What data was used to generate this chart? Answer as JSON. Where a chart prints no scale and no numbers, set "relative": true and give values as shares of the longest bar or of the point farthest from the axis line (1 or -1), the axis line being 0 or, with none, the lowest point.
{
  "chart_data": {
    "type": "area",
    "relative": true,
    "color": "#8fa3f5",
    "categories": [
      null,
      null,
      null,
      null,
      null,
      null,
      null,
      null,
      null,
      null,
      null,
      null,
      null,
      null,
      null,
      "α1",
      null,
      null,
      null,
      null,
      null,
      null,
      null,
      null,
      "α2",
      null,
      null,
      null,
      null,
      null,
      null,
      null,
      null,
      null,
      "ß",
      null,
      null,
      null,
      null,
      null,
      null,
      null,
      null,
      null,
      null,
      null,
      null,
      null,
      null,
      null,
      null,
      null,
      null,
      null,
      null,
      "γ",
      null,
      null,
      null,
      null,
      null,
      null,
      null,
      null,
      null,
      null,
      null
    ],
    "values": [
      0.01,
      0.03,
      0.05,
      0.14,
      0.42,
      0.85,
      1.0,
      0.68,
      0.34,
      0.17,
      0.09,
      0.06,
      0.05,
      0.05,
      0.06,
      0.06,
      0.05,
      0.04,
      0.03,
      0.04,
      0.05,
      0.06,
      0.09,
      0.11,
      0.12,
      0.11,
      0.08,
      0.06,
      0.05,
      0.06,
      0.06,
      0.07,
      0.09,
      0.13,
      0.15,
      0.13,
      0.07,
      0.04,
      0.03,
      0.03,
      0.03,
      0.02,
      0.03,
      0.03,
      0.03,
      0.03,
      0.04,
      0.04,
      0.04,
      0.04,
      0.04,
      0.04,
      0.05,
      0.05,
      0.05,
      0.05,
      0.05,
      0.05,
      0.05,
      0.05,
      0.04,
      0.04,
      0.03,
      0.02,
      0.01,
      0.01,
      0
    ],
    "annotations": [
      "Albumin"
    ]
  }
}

----------

### Request
Copy out each record exactly as given, omitting none.

### Response
What data was used to generate this chart? Answer as JSON. Where a chart prints no scale and no numbers, set "relative": true and give values as shares of the longest bar or of the point farthest from the axis line (1 or -1), the axis line being 0 or, with none, the lowest point.
{
  "chart_data": {
    "type": "area",
    "relative": true,
    "color": "#8fa3f5",
    "categories": [
      null,
      null,
      null,
      null,
      null,
      null,
      null,
      null,
      null,
      null,
      null,
      null,
      null,
      null,
      null,
      "α1",
      null,
      null,
      null,
      null,
      null,
      null,
      null,
      null,
      "α2",
      null,
      null,
      null,
      null,
      null,
      null,
      null,
      null,
      null,
      "ß",
      null,
      null,
      null,
      null,
      null,
      null,
      null,
      null,
      null,
      null,
      null,
      null,
      null,
      null,
      null,
      null,
      null,
      null,
      null,
      null,
      "γ",
      null,
      null,
      null,
      null,
      null,
      null,
      null,
      null,
      null,
      null,
      null
    ],
    "values": [
      0.01,
      0.03,
      0.05,
      0.14,
      0.42,
      0.85,
      1.0,
      0.68,
      0.34,
      0.17,
      0.09,
      0.06,
      0.05,
      0.05,
      0.06,
      0.06,
      0.05,
      0.04,
      0.03,
      0.04,
      0.05,
      0.06,
      0.09,
      0.11,
      0.12,
      0.11,
      0.08,
      0.06,
      0.05,
      0.06,
      0.06,
      0.07,
      0.09,
      0.13,
      0.15,
      0.13,
      0.07,
      0.04,
      0.03,
      0.03,
      0.03,
      0.02,
      0.03,
      0.03,
      0.03,
      0.03,
      0.04,
      0.04,
      0.04,
      0.04,
      0.04,
      0.04,
      0.05,
      0.05,
      0.05,
      0.05,
      0.05,
      0.05,
      0.05,
      0.05,
      0.04,
      0.04,
      0.03,
      0.02,
      0.01,
      0.01,
      0
    ],
    "annotations": [
      "Albumin"
    ]
  }
}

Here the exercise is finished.